**Given problem**
Reproduce all of the data exactly.
%%
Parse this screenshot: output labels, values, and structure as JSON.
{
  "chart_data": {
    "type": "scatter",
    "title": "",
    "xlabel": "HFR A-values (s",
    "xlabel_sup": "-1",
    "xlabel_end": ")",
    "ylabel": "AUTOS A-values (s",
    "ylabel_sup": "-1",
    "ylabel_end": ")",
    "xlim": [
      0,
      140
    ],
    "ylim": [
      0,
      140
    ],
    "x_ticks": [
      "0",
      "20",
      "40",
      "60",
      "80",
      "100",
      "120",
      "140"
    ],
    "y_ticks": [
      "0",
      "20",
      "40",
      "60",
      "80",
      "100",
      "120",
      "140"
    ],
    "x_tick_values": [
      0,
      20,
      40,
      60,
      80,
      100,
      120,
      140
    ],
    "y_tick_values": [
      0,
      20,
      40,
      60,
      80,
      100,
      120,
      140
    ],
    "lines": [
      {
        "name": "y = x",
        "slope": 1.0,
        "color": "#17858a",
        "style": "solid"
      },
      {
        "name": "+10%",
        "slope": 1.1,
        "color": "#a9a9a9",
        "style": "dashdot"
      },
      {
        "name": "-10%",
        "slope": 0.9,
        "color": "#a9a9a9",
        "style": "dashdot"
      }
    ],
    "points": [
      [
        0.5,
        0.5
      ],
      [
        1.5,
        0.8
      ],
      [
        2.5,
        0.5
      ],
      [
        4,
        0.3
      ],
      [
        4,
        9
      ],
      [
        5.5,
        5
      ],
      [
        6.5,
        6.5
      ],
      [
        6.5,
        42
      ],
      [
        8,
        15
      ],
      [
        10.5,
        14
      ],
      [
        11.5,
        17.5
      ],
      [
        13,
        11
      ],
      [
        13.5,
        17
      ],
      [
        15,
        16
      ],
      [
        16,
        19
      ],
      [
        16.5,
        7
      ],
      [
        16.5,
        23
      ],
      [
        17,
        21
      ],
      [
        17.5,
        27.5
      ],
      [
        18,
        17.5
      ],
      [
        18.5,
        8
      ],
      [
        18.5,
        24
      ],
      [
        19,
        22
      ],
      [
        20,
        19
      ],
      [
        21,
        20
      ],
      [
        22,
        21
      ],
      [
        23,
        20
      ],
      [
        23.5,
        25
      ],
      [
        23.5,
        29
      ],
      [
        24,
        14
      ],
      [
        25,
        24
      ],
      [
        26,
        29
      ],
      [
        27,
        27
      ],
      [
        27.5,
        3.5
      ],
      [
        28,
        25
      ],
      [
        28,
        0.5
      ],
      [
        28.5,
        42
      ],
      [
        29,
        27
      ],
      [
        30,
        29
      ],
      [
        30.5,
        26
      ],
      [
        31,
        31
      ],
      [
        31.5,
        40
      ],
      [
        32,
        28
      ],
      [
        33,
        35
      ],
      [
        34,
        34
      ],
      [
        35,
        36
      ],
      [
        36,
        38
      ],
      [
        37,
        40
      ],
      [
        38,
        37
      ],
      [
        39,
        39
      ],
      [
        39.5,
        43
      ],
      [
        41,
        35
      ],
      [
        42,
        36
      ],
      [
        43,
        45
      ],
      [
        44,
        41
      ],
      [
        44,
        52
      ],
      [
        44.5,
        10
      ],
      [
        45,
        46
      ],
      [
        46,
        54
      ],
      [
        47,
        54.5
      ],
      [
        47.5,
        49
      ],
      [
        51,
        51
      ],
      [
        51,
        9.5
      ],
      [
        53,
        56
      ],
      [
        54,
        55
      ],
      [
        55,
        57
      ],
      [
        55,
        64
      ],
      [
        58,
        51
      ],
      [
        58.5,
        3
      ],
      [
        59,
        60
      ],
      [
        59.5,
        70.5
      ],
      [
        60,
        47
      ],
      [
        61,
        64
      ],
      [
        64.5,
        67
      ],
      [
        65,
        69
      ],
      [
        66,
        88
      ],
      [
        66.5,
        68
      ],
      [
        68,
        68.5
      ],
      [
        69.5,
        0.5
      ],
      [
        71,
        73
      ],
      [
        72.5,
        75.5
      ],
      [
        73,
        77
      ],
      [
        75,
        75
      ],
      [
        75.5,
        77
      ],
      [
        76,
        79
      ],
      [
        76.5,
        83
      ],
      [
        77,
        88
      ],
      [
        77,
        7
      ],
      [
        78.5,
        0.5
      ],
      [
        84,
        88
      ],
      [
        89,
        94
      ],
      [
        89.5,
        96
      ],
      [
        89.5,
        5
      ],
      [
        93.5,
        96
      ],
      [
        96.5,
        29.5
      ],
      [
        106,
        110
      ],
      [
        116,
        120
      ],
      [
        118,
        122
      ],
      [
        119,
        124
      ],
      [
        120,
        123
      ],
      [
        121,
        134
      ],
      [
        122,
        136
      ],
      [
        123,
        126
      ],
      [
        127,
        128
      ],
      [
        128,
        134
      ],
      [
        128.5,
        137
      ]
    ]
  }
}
%%
**Answer to this exercise**
Parse this screenshot: output labels, values, and structure as JSON.
{
  "chart_data": {
    "type": "scatter",
    "title": "",
    "xlabel": "HFR A-values (s",
    "xlabel_sup": "-1",
    "xlabel_end": ")",
    "ylabel": "AUTOS A-values (s",
    "ylabel_sup": "-1",
    "ylabel_end": ")",
    "xlim": [
      0,
      140
    ],
    "ylim": [
      0,
      140
    ],
    "x_ticks": [
      "0",
      "20",
      "40",
      "60",
      "80",
      "100",
      "120",
      "140"
    ],
    "y_ticks": [
      "0",
      "20",
      "40",
      "60",
      "80",
      "100",
      "120",
      "140"
    ],
    "x_tick_values": [
      0,
      20,
      40,
      60,
      80,
      100,
      120,
      140
    ],
    "y_tick_values": [
      0,
      20,
      40,
      60,
      80,
      100,
      120,
      140
    ],
    "lines": [
      {
        "name": "y = x",
        "slope": 1.0,
        "color": "#17858a",
        "style": "solid"
      },
      {
        "name": "+10%",
        "slope": 1.1,
        "color": "#a9a9a9",
        "style": "dashdot"
      },
      {
        "name": "-10%",
        "slope": 0.9,
        "color": "#a9a9a9",
        "style": "dashdot"
      }
    ],
    "points": [
      [
        0.5,
        0.5
      ],
      [
        1.5,
        0.8
      ],
      [
        2.5,
        0.5
      ],
      [
        4,
        0.3
      ],
      [
        4,
        9
      ],
      [
        5.5,
        5
      ],
      [
        6.5,
        6.5
      ],
      [
        6.5,
        42
      ],
      [
        8,
        15
      ],
      [
        10.5,
        14
      ],
      [
        11.5,
        17.5
      ],
      [
        13,
        11
      ],
      [
        13.5,
        17
      ],
      [
        15,
        16
      ],
      [
        16,
        19
      ],
      [
        16.5,
        7
      ],
      [
        16.5,
        23
      ],
      [
        17,
        21
      ],
      [
        17.5,
        27.5
      ],
      [
        18,
        17.5
      ],
      [
        18.5,
        8
      ],
      [
        18.5,
        24
      ],
      [
        19,
        22
      ],
      [
        20,
        19
      ],
      [
        21,
        20
      ],
      [
        22,
        21
      ],
      [
        23,
        20
      ],
      [
        23.5,
        25
      ],
      [
        23.5,
        29
      ],
      [
        24,
        14
      ],
      [
        25,
        24
      ],
      [
        26,
        29
      ],
      [
        27,
        27
      ],
      [
        27.5,
        3.5
      ],
      [
        28,
        25
      ],
      [
        28,
        0.5
      ],
      [
        28.5,
        42
      ],
      [
        29,
        27
      ],
      [
        30,
        29
      ],
      [
        30.5,
        26
      ],
      [
        31,
        31
      ],
      [
        31.5,
        40
      ],
      [
        32,
        28
      ],
      [
        33,
        35
      ],
      [
        34,
        34
      ],
      [
        35,
        36
      ],
      [
        36,
        38
      ],
      [
        37,
        40
      ],
      [
        38,
        37
      ],
      [
        39,
        39
      ],
      [
        39.5,
        43
      ],
      [
        41,
        35
      ],
      [
        42,
        36
      ],
      [
        43,
        45
      ],
      [
        44,
        41
      ],
      [
        44,
        52
      ],
      [
        44.5,
        10
      ],
      [
        45,
        46
      ],
      [
        46,
        54
      ],
      [
        47,
        54.5
      ],
      [
        47.5,
        49
      ],
      [
        51,
        51
      ],
      [
        51,
        9.5
      ],
      [
        53,
        56
      ],
      [
        54,
        55
      ],
      [
        55,
        57
      ],
      [
        55,
        64
      ],
      [
        58,
        51
      ],
      [
        58.5,
        3
      ],
      [
        59,
        60
      ],
      [
        59.5,
        70.5
      ],
      [
        60,
        47
      ],
      [
        61,
        64
      ],
      [
        64.5,
        67
      ],
      [
        65,
        69
      ],
      [
        66,
        88
      ],
      [
        66.5,
        68
      ],
      [
        68,
        68.5
      ],
      [
        69.5,
        0.5
      ],
      [
        71,
        73
      ],
      [
        72.5,
        75.5
      ],
      [
        73,
        77
      ],
      [
        75,
        75
      ],
      [
        75.5,
        77
      ],
      [
        76,
        79
      ],
      [
        76.5,
        83
      ],
      [
        77,
        88
      ],
      [
        77,
        7
      ],
      [
        78.5,
        0.5
      ],
      [
        84,
        88
      ],
      [
        89,
        94
      ],
      [
        89.5,
        96
      ],
      [
        89.5,
        5
      ],
      [
        93.5,
        96
      ],
      [
        96.5,
        29.5
      ],
      [
        106,
        110
      ],
      [
        116,
        120
      ],
      [
        118,
        122
      ],
      [
        119,
        124
      ],
      [
        120,
        123
      ],
      [
        121,
        134
      ],
      [
        122,
        136
      ],
      [
        123,
        126
      ],
      [
        127,
        128
      ],
      [
        128,
        134
      ],
      [
        128.5,
        137
      ]
    ]
  }
}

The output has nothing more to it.